What you will do :: Write out the material again exactly, please, and omit the pictures.

Provided records ::

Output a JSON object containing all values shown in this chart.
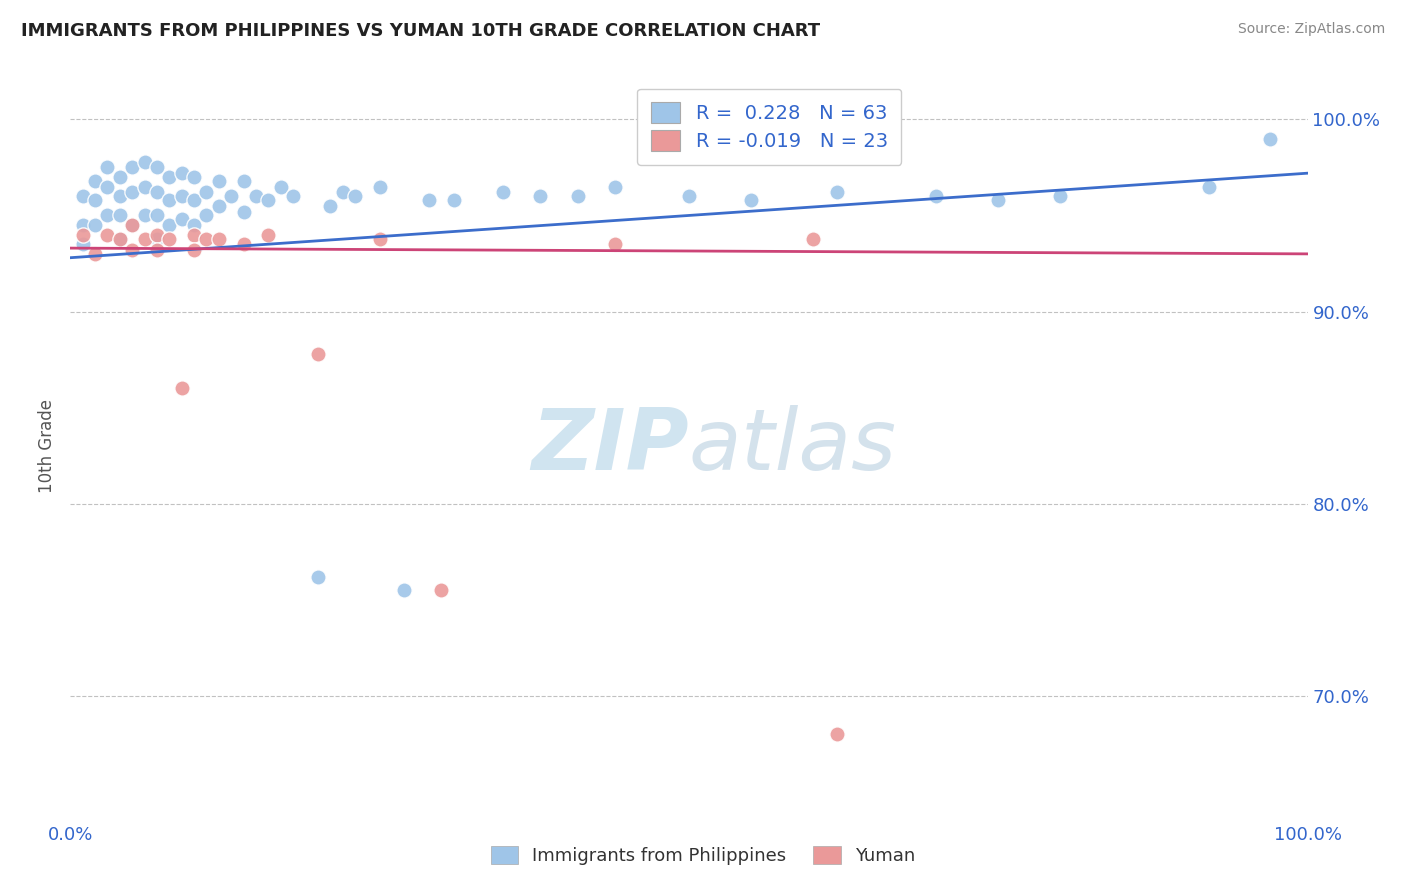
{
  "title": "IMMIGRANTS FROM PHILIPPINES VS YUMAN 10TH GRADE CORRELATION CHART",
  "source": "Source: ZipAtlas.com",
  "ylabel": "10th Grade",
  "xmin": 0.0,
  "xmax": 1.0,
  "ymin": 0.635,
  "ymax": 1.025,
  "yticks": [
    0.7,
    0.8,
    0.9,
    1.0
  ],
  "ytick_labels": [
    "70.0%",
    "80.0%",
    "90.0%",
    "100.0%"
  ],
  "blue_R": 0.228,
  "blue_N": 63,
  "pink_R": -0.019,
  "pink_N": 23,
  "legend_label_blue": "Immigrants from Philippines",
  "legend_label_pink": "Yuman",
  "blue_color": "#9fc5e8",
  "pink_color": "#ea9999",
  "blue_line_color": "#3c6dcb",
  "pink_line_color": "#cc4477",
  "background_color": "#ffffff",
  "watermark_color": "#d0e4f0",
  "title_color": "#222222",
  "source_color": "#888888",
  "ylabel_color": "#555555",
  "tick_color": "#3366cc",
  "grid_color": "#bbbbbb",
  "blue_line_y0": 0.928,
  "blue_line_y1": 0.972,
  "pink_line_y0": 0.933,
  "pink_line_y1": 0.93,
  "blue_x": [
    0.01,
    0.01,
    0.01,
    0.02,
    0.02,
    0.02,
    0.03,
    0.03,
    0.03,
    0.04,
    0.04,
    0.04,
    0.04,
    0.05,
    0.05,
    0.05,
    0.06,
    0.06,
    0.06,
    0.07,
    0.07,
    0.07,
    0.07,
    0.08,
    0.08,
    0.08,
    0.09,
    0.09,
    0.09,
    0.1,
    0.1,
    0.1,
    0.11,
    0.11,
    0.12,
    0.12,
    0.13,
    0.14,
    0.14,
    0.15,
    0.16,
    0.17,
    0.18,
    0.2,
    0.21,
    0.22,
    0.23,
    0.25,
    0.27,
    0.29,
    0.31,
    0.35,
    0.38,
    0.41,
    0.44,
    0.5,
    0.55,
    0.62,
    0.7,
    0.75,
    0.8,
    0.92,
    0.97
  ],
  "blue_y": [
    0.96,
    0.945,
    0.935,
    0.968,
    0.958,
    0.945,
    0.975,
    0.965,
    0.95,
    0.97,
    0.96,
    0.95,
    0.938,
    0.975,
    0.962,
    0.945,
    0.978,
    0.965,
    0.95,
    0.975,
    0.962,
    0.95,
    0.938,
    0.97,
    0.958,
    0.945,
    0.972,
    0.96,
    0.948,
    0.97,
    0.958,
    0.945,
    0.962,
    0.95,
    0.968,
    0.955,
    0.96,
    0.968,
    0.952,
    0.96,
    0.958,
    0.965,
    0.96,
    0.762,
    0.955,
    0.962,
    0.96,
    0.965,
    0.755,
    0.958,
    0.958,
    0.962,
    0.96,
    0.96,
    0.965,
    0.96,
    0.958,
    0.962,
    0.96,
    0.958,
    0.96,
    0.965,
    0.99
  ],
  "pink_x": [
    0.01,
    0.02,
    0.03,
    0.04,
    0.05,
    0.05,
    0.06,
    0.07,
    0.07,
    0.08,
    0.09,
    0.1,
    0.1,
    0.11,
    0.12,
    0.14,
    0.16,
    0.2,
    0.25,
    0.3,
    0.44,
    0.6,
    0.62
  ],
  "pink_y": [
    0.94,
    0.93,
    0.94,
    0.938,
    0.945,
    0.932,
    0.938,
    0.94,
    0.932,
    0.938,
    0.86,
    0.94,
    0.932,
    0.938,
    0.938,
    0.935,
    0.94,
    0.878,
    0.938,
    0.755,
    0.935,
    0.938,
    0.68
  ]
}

Final answer ::
Output a JSON object containing all values shown in this chart.
{
  "title": "IMMIGRANTS FROM PHILIPPINES VS YUMAN 10TH GRADE CORRELATION CHART",
  "source": "Source: ZipAtlas.com",
  "ylabel": "10th Grade",
  "xmin": 0.0,
  "xmax": 1.0,
  "ymin": 0.635,
  "ymax": 1.025,
  "yticks": [
    0.7,
    0.8,
    0.9,
    1.0
  ],
  "ytick_labels": [
    "70.0%",
    "80.0%",
    "90.0%",
    "100.0%"
  ],
  "blue_R": 0.228,
  "blue_N": 63,
  "pink_R": -0.019,
  "pink_N": 23,
  "legend_label_blue": "Immigrants from Philippines",
  "legend_label_pink": "Yuman",
  "blue_color": "#9fc5e8",
  "pink_color": "#ea9999",
  "blue_line_color": "#3c6dcb",
  "pink_line_color": "#cc4477",
  "background_color": "#ffffff",
  "watermark_color": "#d0e4f0",
  "title_color": "#222222",
  "source_color": "#888888",
  "ylabel_color": "#555555",
  "tick_color": "#3366cc",
  "grid_color": "#bbbbbb",
  "blue_line_y0": 0.928,
  "blue_line_y1": 0.972,
  "pink_line_y0": 0.933,
  "pink_line_y1": 0.93,
  "blue_x": [
    0.01,
    0.01,
    0.01,
    0.02,
    0.02,
    0.02,
    0.03,
    0.03,
    0.03,
    0.04,
    0.04,
    0.04,
    0.04,
    0.05,
    0.05,
    0.05,
    0.06,
    0.06,
    0.06,
    0.07,
    0.07,
    0.07,
    0.07,
    0.08,
    0.08,
    0.08,
    0.09,
    0.09,
    0.09,
    0.1,
    0.1,
    0.1,
    0.11,
    0.11,
    0.12,
    0.12,
    0.13,
    0.14,
    0.14,
    0.15,
    0.16,
    0.17,
    0.18,
    0.2,
    0.21,
    0.22,
    0.23,
    0.25,
    0.27,
    0.29,
    0.31,
    0.35,
    0.38,
    0.41,
    0.44,
    0.5,
    0.55,
    0.62,
    0.7,
    0.75,
    0.8,
    0.92,
    0.97
  ],
  "blue_y": [
    0.96,
    0.945,
    0.935,
    0.968,
    0.958,
    0.945,
    0.975,
    0.965,
    0.95,
    0.97,
    0.96,
    0.95,
    0.938,
    0.975,
    0.962,
    0.945,
    0.978,
    0.965,
    0.95,
    0.975,
    0.962,
    0.95,
    0.938,
    0.97,
    0.958,
    0.945,
    0.972,
    0.96,
    0.948,
    0.97,
    0.958,
    0.945,
    0.962,
    0.95,
    0.968,
    0.955,
    0.96,
    0.968,
    0.952,
    0.96,
    0.958,
    0.965,
    0.96,
    0.762,
    0.955,
    0.962,
    0.96,
    0.965,
    0.755,
    0.958,
    0.958,
    0.962,
    0.96,
    0.96,
    0.965,
    0.96,
    0.958,
    0.962,
    0.96,
    0.958,
    0.96,
    0.965,
    0.99
  ],
  "pink_x": [
    0.01,
    0.02,
    0.03,
    0.04,
    0.05,
    0.05,
    0.06,
    0.07,
    0.07,
    0.08,
    0.09,
    0.1,
    0.1,
    0.11,
    0.12,
    0.14,
    0.16,
    0.2,
    0.25,
    0.3,
    0.44,
    0.6,
    0.62
  ],
  "pink_y": [
    0.94,
    0.93,
    0.94,
    0.938,
    0.945,
    0.932,
    0.938,
    0.94,
    0.932,
    0.938,
    0.86,
    0.94,
    0.932,
    0.938,
    0.938,
    0.935,
    0.94,
    0.878,
    0.938,
    0.755,
    0.935,
    0.938,
    0.68
  ]
}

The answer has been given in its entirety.